Article
>>>>>

A high-speed train that could take you from NYC to Boston in 100 minutes could actually happen

It’s still in the preliminary discussion phase, but it is certainly something worth getting excited about: A new super-high-speed train might be able to take you from New York City to Boston in less than 100 minutes.

RECOMMENDED: 13 subway stations are getting an upgrade this summer

Specifically, the new train could reach 200 miles per hour and transport passengers from Boston’s South Station to New York’s Penn Station in about an hour and forty minutes—less than half the time the trip currently requires. It would also travel the other way around: up Long Island, through a tunnel below the Sound, reaching New Haven, Hartford, Providence and then Boston.

Dubbed North Atlantic Rail, the initiative encompasses additional improvements as well: proposals include an east-west link between Boston, Springfield and Hartford and a slew of other services in the area, connections to MacArthur, Logan, JFK and LaGuardia airports, not to mention the creation of jobs, environmentally-friendly electrifications of currently-in-place railway systems, possible pollution reductions and more.

<<<<<

Data entries

>>>>>

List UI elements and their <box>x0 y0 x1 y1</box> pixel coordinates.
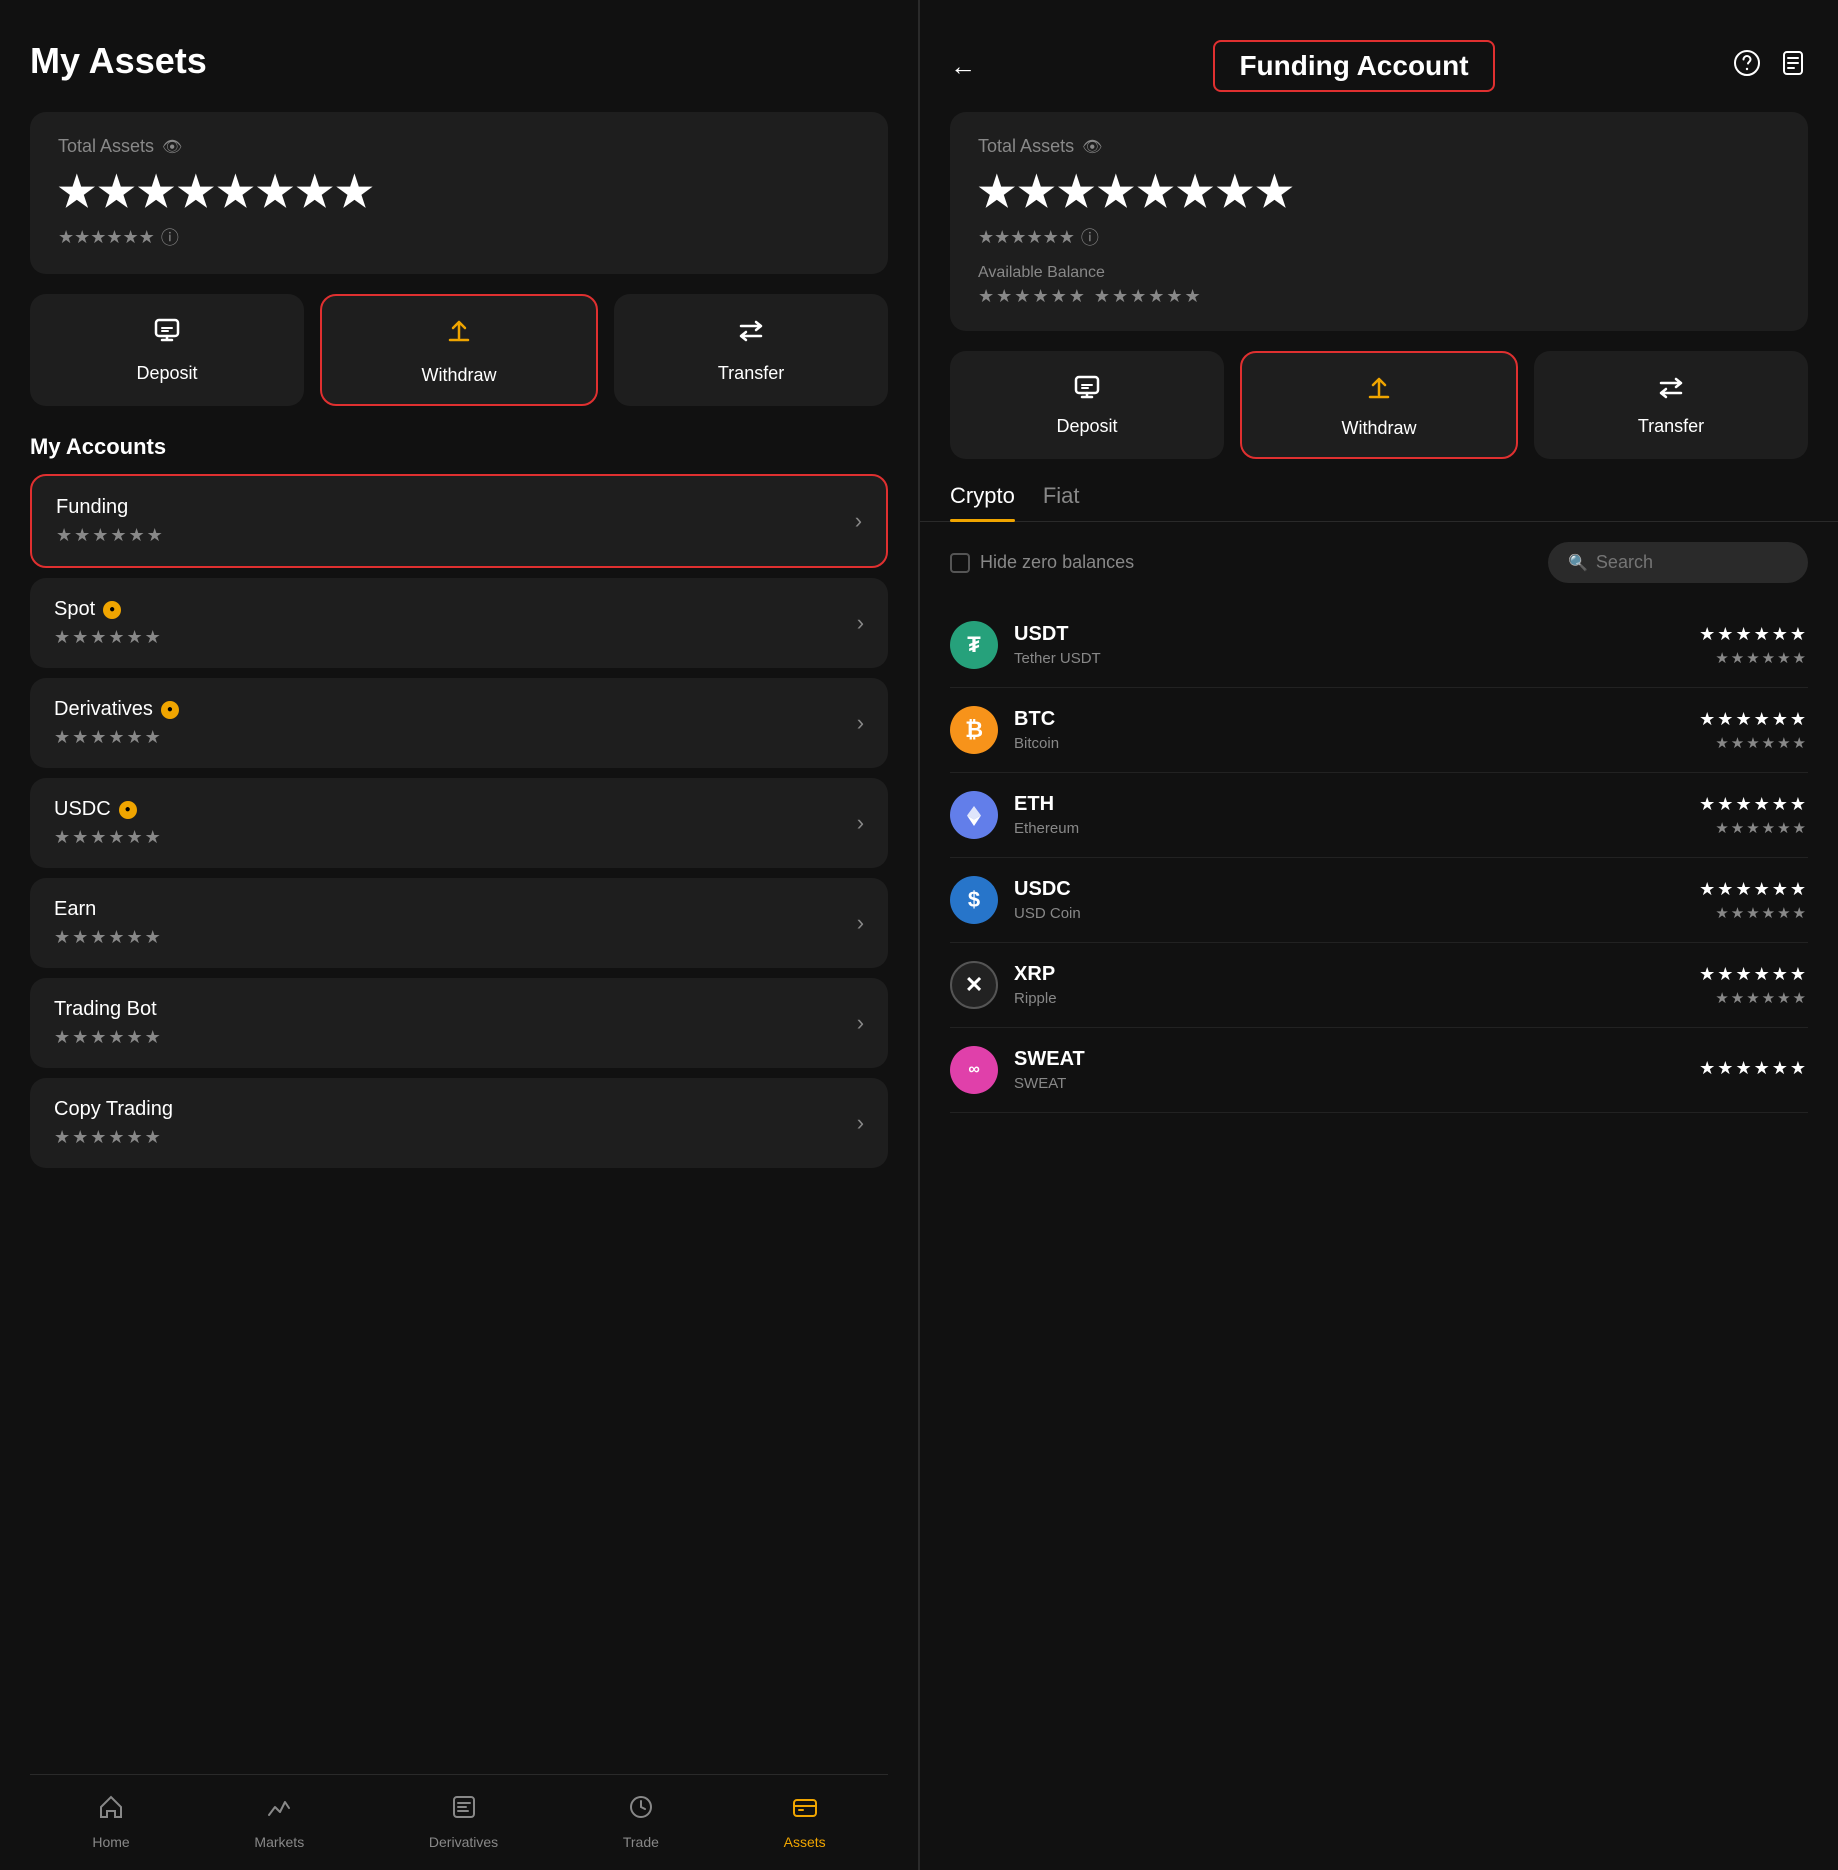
avail-balance-label: Available Balance <box>978 264 1780 282</box>
arrow-right-icon: › <box>857 1010 864 1036</box>
transfer-button[interactable]: Transfer <box>614 294 888 406</box>
right-deposit-button[interactable]: Deposit <box>950 351 1224 459</box>
nav-assets[interactable]: Assets <box>784 1793 826 1850</box>
usdc-dot-icon: ● <box>119 801 137 819</box>
transfer-icon <box>736 316 766 353</box>
right-info-icon[interactable]: ⓘ <box>1081 224 1099 250</box>
help-button[interactable] <box>1732 48 1762 85</box>
nav-derivatives[interactable]: Derivatives <box>429 1793 498 1850</box>
search-box[interactable]: 🔍 <box>1548 542 1808 583</box>
right-total-assets-label: Total Assets 👁 <box>978 136 1780 157</box>
right-transfer-icon <box>1656 373 1686 406</box>
nav-trade[interactable]: Trade <box>623 1793 659 1850</box>
crypto-item-usdt[interactable]: ₮ USDT Tether USDT ★★★★★★ ★★★★★★ <box>950 603 1808 688</box>
accounts-section-title: My Accounts <box>30 434 888 460</box>
right-withdraw-button[interactable]: Withdraw <box>1240 351 1518 459</box>
action-buttons: Deposit Withdraw Transfer <box>30 294 888 406</box>
tab-crypto[interactable]: Crypto <box>950 483 1015 521</box>
xrp-logo: ✕ <box>950 961 998 1009</box>
btc-logo: ₿ <box>950 706 998 754</box>
account-item-trading-bot[interactable]: Trading Bot ★★★★★★ › <box>30 978 888 1068</box>
markets-icon <box>265 1793 293 1828</box>
history-button[interactable] <box>1778 48 1808 85</box>
withdraw-icon <box>444 318 474 355</box>
header-icons <box>1732 48 1808 85</box>
nav-home[interactable]: Home <box>92 1793 129 1850</box>
hide-zero-label[interactable]: Hide zero balances <box>950 552 1134 573</box>
right-hide-balance-icon[interactable]: 👁 <box>1082 137 1102 157</box>
hide-zero-checkbox[interactable] <box>950 553 970 573</box>
derivatives-icon <box>450 1793 478 1828</box>
right-transfer-button[interactable]: Transfer <box>1534 351 1808 459</box>
spot-dot-icon: ● <box>103 601 121 619</box>
sweat-logo: ∞ <box>950 1046 998 1094</box>
crypto-list: ₮ USDT Tether USDT ★★★★★★ ★★★★★★ ₿ BTC B… <box>920 603 1838 1113</box>
deposit-icon <box>152 316 182 353</box>
crypto-item-btc[interactable]: ₿ BTC Bitcoin ★★★★★★ ★★★★★★ <box>950 688 1808 773</box>
nav-markets[interactable]: Markets <box>254 1793 304 1850</box>
account-item-spot[interactable]: Spot ● ★★★★★★ › <box>30 578 888 668</box>
assets-value: ★★★★★★★★ <box>58 167 860 216</box>
account-item-derivatives[interactable]: Derivatives ● ★★★★★★ › <box>30 678 888 768</box>
eth-logo <box>950 791 998 839</box>
info-icon[interactable]: ⓘ <box>161 224 179 250</box>
right-action-buttons: Deposit Withdraw Transfer <box>950 351 1808 459</box>
assets-icon <box>791 1793 819 1828</box>
right-deposit-icon <box>1072 373 1102 406</box>
right-assets-value: ★★★★★★★★ <box>978 167 1780 216</box>
crypto-item-sweat[interactable]: ∞ SWEAT SWEAT ★★★★★★ <box>950 1028 1808 1113</box>
bottom-nav: Home Markets Derivatives <box>30 1774 888 1850</box>
right-total-assets-card: Total Assets 👁 ★★★★★★★★ ★★★★★★ ⓘ Availab… <box>950 112 1808 331</box>
filter-row: Hide zero balances 🔍 <box>920 542 1838 583</box>
search-input[interactable] <box>1596 552 1788 573</box>
arrow-right-icon: › <box>855 508 862 534</box>
home-icon <box>97 1793 125 1828</box>
left-panel: My Assets Total Assets 👁 ★★★★★★★★ ★★★★★★… <box>0 0 918 1870</box>
derivatives-dot-icon: ● <box>161 701 179 719</box>
account-item-usdc[interactable]: USDC ● ★★★★★★ › <box>30 778 888 868</box>
account-item-copy-trading[interactable]: Copy Trading ★★★★★★ › <box>30 1078 888 1168</box>
search-icon: 🔍 <box>1568 553 1588 573</box>
usdc-logo: $ <box>950 876 998 924</box>
right-panel: ← Funding Account Total Assets <box>920 0 1838 1870</box>
deposit-button[interactable]: Deposit <box>30 294 304 406</box>
arrow-right-icon: › <box>857 1110 864 1136</box>
assets-sub: ★★★★★★ ⓘ <box>58 224 860 250</box>
tab-fiat[interactable]: Fiat <box>1043 483 1080 521</box>
trade-icon <box>627 1793 655 1828</box>
page-title: My Assets <box>30 40 888 82</box>
total-assets-card: Total Assets 👁 ★★★★★★★★ ★★★★★★ ⓘ <box>30 112 888 274</box>
arrow-right-icon: › <box>857 610 864 636</box>
arrow-right-icon: › <box>857 810 864 836</box>
crypto-item-eth[interactable]: ETH Ethereum ★★★★★★ ★★★★★★ <box>950 773 1808 858</box>
usdt-logo: ₮ <box>950 621 998 669</box>
crypto-item-usdc[interactable]: $ USDC USD Coin ★★★★★★ ★★★★★★ <box>950 858 1808 943</box>
header-title-box: Funding Account <box>1213 40 1494 92</box>
account-item-funding[interactable]: Funding ★★★★★★ › <box>30 474 888 568</box>
arrow-right-icon: › <box>857 910 864 936</box>
avail-balance-value: ★★★★★★ ★★★★★★ <box>978 286 1780 307</box>
back-button[interactable]: ← <box>950 51 976 82</box>
withdraw-button[interactable]: Withdraw <box>320 294 598 406</box>
accounts-list: Funding ★★★★★★ › Spot ● ★★★★★★ › Derivat… <box>30 474 888 1168</box>
account-item-earn[interactable]: Earn ★★★★★★ › <box>30 878 888 968</box>
right-withdraw-icon <box>1364 375 1394 408</box>
right-assets-sub: ★★★★★★ ⓘ <box>978 224 1780 250</box>
tabs-row: Crypto Fiat <box>920 483 1838 522</box>
arrow-right-icon: › <box>857 710 864 736</box>
right-header: ← Funding Account <box>920 0 1838 112</box>
crypto-item-xrp[interactable]: ✕ XRP Ripple ★★★★★★ ★★★★★★ <box>950 943 1808 1028</box>
header-title: Funding Account <box>1239 50 1468 81</box>
hide-balance-icon[interactable]: 👁 <box>162 137 182 157</box>
total-assets-label: Total Assets 👁 <box>58 136 860 157</box>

<<<<<

Written problem
Carry the article about the proposed New York–Boston high-speed train forward from its final sentence.

Output for this exercise
The budget for the high-speed rail would ideally be secured through President Joe Biden’s recently passed $2.3 trillion infrastructure bill, but none of the plans are near development stages just yet. 

Gothamist reports reinvigorated support from influential transit planners and labor leaders may push it forward.

According to Mass Transit Magazine, New England lawmakers just recently “had a call with an urban planner who’s pitching” the project, one of the “many conversations happening now among members of the Northeast Congressional delegation about securing high-speed rail for the […] region.”

Before you get all excited, we should mention that, if accepted, the project would take 20 years to be completed and cost billions of dollars. Maybe we should just be happy we have the subway stations that we do

New Yorkers can dream, though, can’t they?